* Written exercise
Filter these entries, keeping only lines that hold the word "left".

* Records to use
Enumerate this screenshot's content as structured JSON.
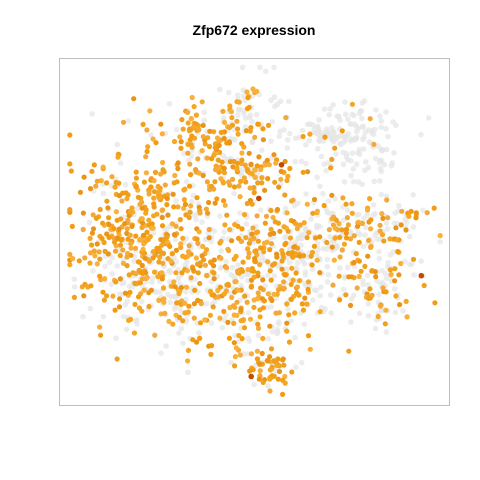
{
  "chart_data": {
    "type": "scatter",
    "title": "Zfp672 expression",
    "xlabel": "",
    "ylabel": "",
    "axes_visible": false,
    "grid": false,
    "legend": "none",
    "xlim": [
      0,
      100
    ],
    "ylim": [
      0,
      100
    ],
    "colors": {
      "low": "#e6e6e6",
      "mid": "#f5a623",
      "high": "#c44a00",
      "frame": "#bdbdbd"
    },
    "clusters": [
      {
        "name": "left-mass",
        "cx": 15,
        "cy": 52,
        "sx": 7,
        "sy": 13,
        "n": 260,
        "expr_frac": 0.85
      },
      {
        "name": "left-mid",
        "cx": 28,
        "cy": 46,
        "sx": 7,
        "sy": 12,
        "n": 230,
        "expr_frac": 0.78
      },
      {
        "name": "center-lower",
        "cx": 48,
        "cy": 28,
        "sx": 10,
        "sy": 9,
        "n": 240,
        "expr_frac": 0.62
      },
      {
        "name": "bottom-tip",
        "cx": 54,
        "cy": 9,
        "sx": 3,
        "sy": 3,
        "n": 50,
        "expr_frac": 0.8
      },
      {
        "name": "center",
        "cx": 50,
        "cy": 48,
        "sx": 8,
        "sy": 8,
        "n": 170,
        "expr_frac": 0.58
      },
      {
        "name": "top-left-arm",
        "cx": 36,
        "cy": 79,
        "sx": 7,
        "sy": 5,
        "n": 110,
        "expr_frac": 0.72
      },
      {
        "name": "top-peak",
        "cx": 49,
        "cy": 87,
        "sx": 4,
        "sy": 6,
        "n": 60,
        "expr_frac": 0.35
      },
      {
        "name": "top-mid",
        "cx": 46,
        "cy": 68,
        "sx": 7,
        "sy": 3,
        "n": 100,
        "expr_frac": 0.72
      },
      {
        "name": "top-right-cloud",
        "cx": 73,
        "cy": 77,
        "sx": 8,
        "sy": 6,
        "n": 180,
        "expr_frac": 0.1
      },
      {
        "name": "right-arm",
        "cx": 76,
        "cy": 50,
        "sx": 9,
        "sy": 5,
        "n": 160,
        "expr_frac": 0.5
      },
      {
        "name": "right-lower",
        "cx": 82,
        "cy": 34,
        "sx": 6,
        "sy": 6,
        "n": 100,
        "expr_frac": 0.35
      },
      {
        "name": "center-right",
        "cx": 63,
        "cy": 40,
        "sx": 6,
        "sy": 9,
        "n": 110,
        "expr_frac": 0.4
      },
      {
        "name": "right-tip",
        "cx": 91,
        "cy": 55,
        "sx": 2,
        "sy": 2,
        "n": 20,
        "expr_frac": 0.4
      },
      {
        "name": "gray-left-band",
        "cx": 25,
        "cy": 36,
        "sx": 9,
        "sy": 6,
        "n": 110,
        "expr_frac": 0.15
      }
    ],
    "high_points": [
      {
        "x": 51,
        "y": 60
      },
      {
        "x": 57,
        "y": 70
      },
      {
        "x": 94,
        "y": 37
      },
      {
        "x": 49,
        "y": 7
      }
    ]
  }
}
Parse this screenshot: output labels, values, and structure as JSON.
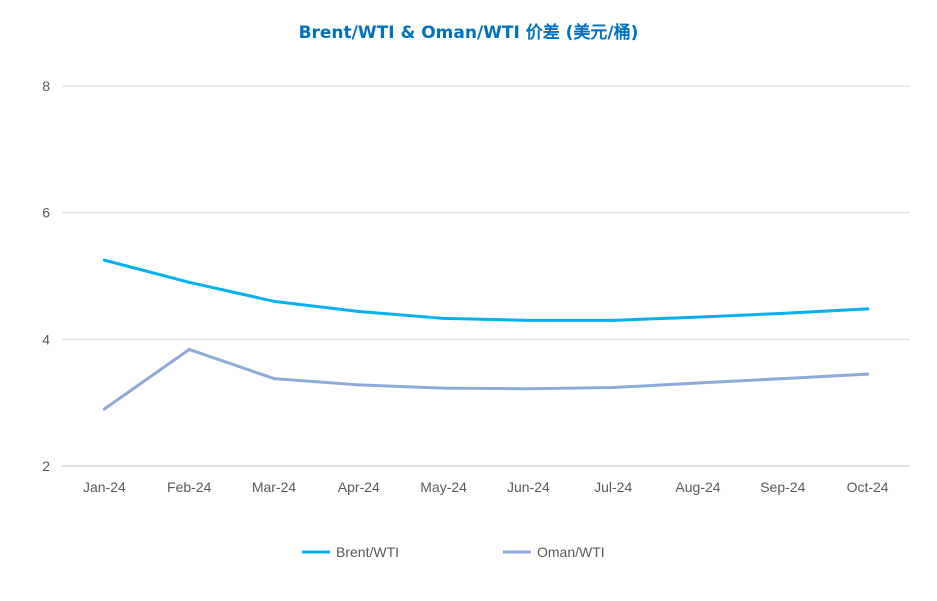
{
  "chart_data": {
    "type": "line",
    "title": "Brent/WTI & Oman/WTI 价差 (美元/桶)",
    "categories": [
      "Jan-24",
      "Feb-24",
      "Mar-24",
      "Apr-24",
      "May-24",
      "Jun-24",
      "Jul-24",
      "Aug-24",
      "Sep-24",
      "Oct-24"
    ],
    "series": [
      {
        "name": "Brent/WTI",
        "color": "#00b0f0",
        "values": [
          5.25,
          4.9,
          4.6,
          4.44,
          4.33,
          4.3,
          4.3,
          4.35,
          4.41,
          4.48
        ]
      },
      {
        "name": "Oman/WTI",
        "color": "#8eaadb",
        "values": [
          2.9,
          3.84,
          3.38,
          3.28,
          3.23,
          3.22,
          3.24,
          3.31,
          3.38,
          3.45
        ]
      }
    ],
    "ylim": [
      2,
      8
    ],
    "yticks": [
      2,
      4,
      6,
      8
    ],
    "grid": true,
    "legend_position": "bottom"
  }
}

* Answer for the task
        "name": "left-mass",
        "name": "left-mid",
        "name": "top-left-arm",
        "name": "gray-left-band",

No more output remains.